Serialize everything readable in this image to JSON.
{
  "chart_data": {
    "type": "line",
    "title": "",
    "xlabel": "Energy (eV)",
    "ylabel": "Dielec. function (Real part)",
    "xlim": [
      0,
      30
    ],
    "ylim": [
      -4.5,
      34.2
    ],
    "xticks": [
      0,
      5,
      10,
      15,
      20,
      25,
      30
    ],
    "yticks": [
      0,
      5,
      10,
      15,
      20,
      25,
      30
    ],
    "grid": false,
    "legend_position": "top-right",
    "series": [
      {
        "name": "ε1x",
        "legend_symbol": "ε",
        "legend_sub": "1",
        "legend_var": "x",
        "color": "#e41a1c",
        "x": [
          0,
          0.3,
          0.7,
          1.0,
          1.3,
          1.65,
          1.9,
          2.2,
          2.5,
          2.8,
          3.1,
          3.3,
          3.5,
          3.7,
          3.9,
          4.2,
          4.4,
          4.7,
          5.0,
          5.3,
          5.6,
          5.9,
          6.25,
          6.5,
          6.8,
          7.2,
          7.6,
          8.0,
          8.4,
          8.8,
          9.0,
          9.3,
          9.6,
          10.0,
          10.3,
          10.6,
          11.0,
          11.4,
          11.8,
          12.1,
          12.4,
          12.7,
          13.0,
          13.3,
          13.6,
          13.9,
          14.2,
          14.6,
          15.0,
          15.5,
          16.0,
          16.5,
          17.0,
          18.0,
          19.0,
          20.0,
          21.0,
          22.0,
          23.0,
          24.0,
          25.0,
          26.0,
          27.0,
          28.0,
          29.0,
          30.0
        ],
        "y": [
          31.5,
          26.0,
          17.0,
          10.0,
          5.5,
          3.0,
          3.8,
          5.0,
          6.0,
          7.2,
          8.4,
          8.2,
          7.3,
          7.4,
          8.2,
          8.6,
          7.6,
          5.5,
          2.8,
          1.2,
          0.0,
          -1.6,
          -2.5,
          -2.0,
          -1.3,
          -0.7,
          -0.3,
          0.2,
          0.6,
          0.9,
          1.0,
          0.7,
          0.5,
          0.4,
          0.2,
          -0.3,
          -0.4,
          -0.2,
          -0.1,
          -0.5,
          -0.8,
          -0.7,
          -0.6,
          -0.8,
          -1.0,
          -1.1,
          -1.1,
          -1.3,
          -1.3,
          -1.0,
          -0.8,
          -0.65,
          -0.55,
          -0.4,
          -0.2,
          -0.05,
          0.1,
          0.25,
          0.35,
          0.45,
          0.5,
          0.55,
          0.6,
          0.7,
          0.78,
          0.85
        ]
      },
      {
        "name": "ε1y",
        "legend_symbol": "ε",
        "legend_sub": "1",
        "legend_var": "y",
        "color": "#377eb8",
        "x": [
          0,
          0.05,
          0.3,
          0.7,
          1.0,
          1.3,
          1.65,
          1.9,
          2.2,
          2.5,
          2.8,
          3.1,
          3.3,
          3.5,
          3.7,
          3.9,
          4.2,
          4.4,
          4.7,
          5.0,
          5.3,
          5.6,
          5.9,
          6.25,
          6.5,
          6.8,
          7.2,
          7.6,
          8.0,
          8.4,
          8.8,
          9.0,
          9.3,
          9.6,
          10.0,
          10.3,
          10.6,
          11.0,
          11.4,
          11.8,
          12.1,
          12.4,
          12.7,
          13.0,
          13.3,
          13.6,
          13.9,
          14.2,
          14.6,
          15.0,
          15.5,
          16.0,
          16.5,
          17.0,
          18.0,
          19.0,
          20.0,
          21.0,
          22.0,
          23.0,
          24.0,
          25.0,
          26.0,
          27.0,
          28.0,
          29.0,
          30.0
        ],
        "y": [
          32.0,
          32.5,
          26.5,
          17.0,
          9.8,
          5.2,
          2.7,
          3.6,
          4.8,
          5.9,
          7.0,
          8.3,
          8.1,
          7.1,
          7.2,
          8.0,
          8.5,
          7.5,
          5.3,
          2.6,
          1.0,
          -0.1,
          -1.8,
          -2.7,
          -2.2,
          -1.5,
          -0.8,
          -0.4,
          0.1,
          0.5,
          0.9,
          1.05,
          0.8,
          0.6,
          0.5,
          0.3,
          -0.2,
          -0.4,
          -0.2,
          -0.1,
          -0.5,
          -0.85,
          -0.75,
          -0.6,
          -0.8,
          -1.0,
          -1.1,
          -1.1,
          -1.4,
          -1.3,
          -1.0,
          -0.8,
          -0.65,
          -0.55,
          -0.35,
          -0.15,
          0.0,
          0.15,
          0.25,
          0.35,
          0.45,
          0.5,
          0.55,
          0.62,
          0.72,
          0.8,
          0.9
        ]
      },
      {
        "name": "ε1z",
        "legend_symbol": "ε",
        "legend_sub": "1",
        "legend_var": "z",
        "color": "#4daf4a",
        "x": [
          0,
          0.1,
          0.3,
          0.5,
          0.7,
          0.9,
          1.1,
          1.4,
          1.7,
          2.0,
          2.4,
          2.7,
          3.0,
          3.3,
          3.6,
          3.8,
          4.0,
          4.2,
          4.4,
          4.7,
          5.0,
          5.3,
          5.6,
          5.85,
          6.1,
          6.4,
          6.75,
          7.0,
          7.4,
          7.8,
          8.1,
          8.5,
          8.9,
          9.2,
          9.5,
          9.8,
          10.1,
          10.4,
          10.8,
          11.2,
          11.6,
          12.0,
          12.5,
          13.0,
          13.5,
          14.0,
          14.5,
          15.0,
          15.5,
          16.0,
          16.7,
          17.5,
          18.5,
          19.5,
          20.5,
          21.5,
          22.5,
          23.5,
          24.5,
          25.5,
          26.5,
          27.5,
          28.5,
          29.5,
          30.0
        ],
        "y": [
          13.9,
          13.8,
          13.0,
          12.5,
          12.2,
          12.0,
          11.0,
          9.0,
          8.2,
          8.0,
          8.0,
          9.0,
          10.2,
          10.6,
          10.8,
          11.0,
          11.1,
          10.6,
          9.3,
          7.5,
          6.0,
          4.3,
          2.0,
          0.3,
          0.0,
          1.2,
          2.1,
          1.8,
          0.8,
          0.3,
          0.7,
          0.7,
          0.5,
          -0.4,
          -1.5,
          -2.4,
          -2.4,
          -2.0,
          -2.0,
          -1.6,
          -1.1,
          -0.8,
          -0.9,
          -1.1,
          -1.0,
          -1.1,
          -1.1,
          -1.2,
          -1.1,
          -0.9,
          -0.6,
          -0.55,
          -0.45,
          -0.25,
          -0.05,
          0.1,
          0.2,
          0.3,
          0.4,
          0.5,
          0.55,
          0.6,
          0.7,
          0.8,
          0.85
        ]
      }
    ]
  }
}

### [Given request]
From the first line to the last, retype the data exactly.

### [Solution to this task]
Serialize everything readable in this image to JSON.
{
  "chart_data": {
    "type": "line",
    "title": "",
    "xlabel": "Energy (eV)",
    "ylabel": "Dielec. function (Real part)",
    "xlim": [
      0,
      30
    ],
    "ylim": [
      -4.5,
      34.2
    ],
    "xticks": [
      0,
      5,
      10,
      15,
      20,
      25,
      30
    ],
    "yticks": [
      0,
      5,
      10,
      15,
      20,
      25,
      30
    ],
    "grid": false,
    "legend_position": "top-right",
    "series": [
      {
        "name": "ε1x",
        "legend_symbol": "ε",
        "legend_sub": "1",
        "legend_var": "x",
        "color": "#e41a1c",
        "x": [
          0,
          0.3,
          0.7,
          1.0,
          1.3,
          1.65,
          1.9,
          2.2,
          2.5,
          2.8,
          3.1,
          3.3,
          3.5,
          3.7,
          3.9,
          4.2,
          4.4,
          4.7,
          5.0,
          5.3,
          5.6,
          5.9,
          6.25,
          6.5,
          6.8,
          7.2,
          7.6,
          8.0,
          8.4,
          8.8,
          9.0,
          9.3,
          9.6,
          10.0,
          10.3,
          10.6,
          11.0,
          11.4,
          11.8,
          12.1,
          12.4,
          12.7,
          13.0,
          13.3,
          13.6,
          13.9,
          14.2,
          14.6,
          15.0,
          15.5,
          16.0,
          16.5,
          17.0,
          18.0,
          19.0,
          20.0,
          21.0,
          22.0,
          23.0,
          24.0,
          25.0,
          26.0,
          27.0,
          28.0,
          29.0,
          30.0
        ],
        "y": [
          31.5,
          26.0,
          17.0,
          10.0,
          5.5,
          3.0,
          3.8,
          5.0,
          6.0,
          7.2,
          8.4,
          8.2,
          7.3,
          7.4,
          8.2,
          8.6,
          7.6,
          5.5,
          2.8,
          1.2,
          0.0,
          -1.6,
          -2.5,
          -2.0,
          -1.3,
          -0.7,
          -0.3,
          0.2,
          0.6,
          0.9,
          1.0,
          0.7,
          0.5,
          0.4,
          0.2,
          -0.3,
          -0.4,
          -0.2,
          -0.1,
          -0.5,
          -0.8,
          -0.7,
          -0.6,
          -0.8,
          -1.0,
          -1.1,
          -1.1,
          -1.3,
          -1.3,
          -1.0,
          -0.8,
          -0.65,
          -0.55,
          -0.4,
          -0.2,
          -0.05,
          0.1,
          0.25,
          0.35,
          0.45,
          0.5,
          0.55,
          0.6,
          0.7,
          0.78,
          0.85
        ]
      },
      {
        "name": "ε1y",
        "legend_symbol": "ε",
        "legend_sub": "1",
        "legend_var": "y",
        "color": "#377eb8",
        "x": [
          0,
          0.05,
          0.3,
          0.7,
          1.0,
          1.3,
          1.65,
          1.9,
          2.2,
          2.5,
          2.8,
          3.1,
          3.3,
          3.5,
          3.7,
          3.9,
          4.2,
          4.4,
          4.7,
          5.0,
          5.3,
          5.6,
          5.9,
          6.25,
          6.5,
          6.8,
          7.2,
          7.6,
          8.0,
          8.4,
          8.8,
          9.0,
          9.3,
          9.6,
          10.0,
          10.3,
          10.6,
          11.0,
          11.4,
          11.8,
          12.1,
          12.4,
          12.7,
          13.0,
          13.3,
          13.6,
          13.9,
          14.2,
          14.6,
          15.0,
          15.5,
          16.0,
          16.5,
          17.0,
          18.0,
          19.0,
          20.0,
          21.0,
          22.0,
          23.0,
          24.0,
          25.0,
          26.0,
          27.0,
          28.0,
          29.0,
          30.0
        ],
        "y": [
          32.0,
          32.5,
          26.5,
          17.0,
          9.8,
          5.2,
          2.7,
          3.6,
          4.8,
          5.9,
          7.0,
          8.3,
          8.1,
          7.1,
          7.2,
          8.0,
          8.5,
          7.5,
          5.3,
          2.6,
          1.0,
          -0.1,
          -1.8,
          -2.7,
          -2.2,
          -1.5,
          -0.8,
          -0.4,
          0.1,
          0.5,
          0.9,
          1.05,
          0.8,
          0.6,
          0.5,
          0.3,
          -0.2,
          -0.4,
          -0.2,
          -0.1,
          -0.5,
          -0.85,
          -0.75,
          -0.6,
          -0.8,
          -1.0,
          -1.1,
          -1.1,
          -1.4,
          -1.3,
          -1.0,
          -0.8,
          -0.65,
          -0.55,
          -0.35,
          -0.15,
          0.0,
          0.15,
          0.25,
          0.35,
          0.45,
          0.5,
          0.55,
          0.62,
          0.72,
          0.8,
          0.9
        ]
      },
      {
        "name": "ε1z",
        "legend_symbol": "ε",
        "legend_sub": "1",
        "legend_var": "z",
        "color": "#4daf4a",
        "x": [
          0,
          0.1,
          0.3,
          0.5,
          0.7,
          0.9,
          1.1,
          1.4,
          1.7,
          2.0,
          2.4,
          2.7,
          3.0,
          3.3,
          3.6,
          3.8,
          4.0,
          4.2,
          4.4,
          4.7,
          5.0,
          5.3,
          5.6,
          5.85,
          6.1,
          6.4,
          6.75,
          7.0,
          7.4,
          7.8,
          8.1,
          8.5,
          8.9,
          9.2,
          9.5,
          9.8,
          10.1,
          10.4,
          10.8,
          11.2,
          11.6,
          12.0,
          12.5,
          13.0,
          13.5,
          14.0,
          14.5,
          15.0,
          15.5,
          16.0,
          16.7,
          17.5,
          18.5,
          19.5,
          20.5,
          21.5,
          22.5,
          23.5,
          24.5,
          25.5,
          26.5,
          27.5,
          28.5,
          29.5,
          30.0
        ],
        "y": [
          13.9,
          13.8,
          13.0,
          12.5,
          12.2,
          12.0,
          11.0,
          9.0,
          8.2,
          8.0,
          8.0,
          9.0,
          10.2,
          10.6,
          10.8,
          11.0,
          11.1,
          10.6,
          9.3,
          7.5,
          6.0,
          4.3,
          2.0,
          0.3,
          0.0,
          1.2,
          2.1,
          1.8,
          0.8,
          0.3,
          0.7,
          0.7,
          0.5,
          -0.4,
          -1.5,
          -2.4,
          -2.4,
          -2.0,
          -2.0,
          -1.6,
          -1.1,
          -0.8,
          -0.9,
          -1.1,
          -1.0,
          -1.1,
          -1.1,
          -1.2,
          -1.1,
          -0.9,
          -0.6,
          -0.55,
          -0.45,
          -0.25,
          -0.05,
          0.1,
          0.2,
          0.3,
          0.4,
          0.5,
          0.55,
          0.6,
          0.7,
          0.8,
          0.85
        ]
      }
    ]
  }
}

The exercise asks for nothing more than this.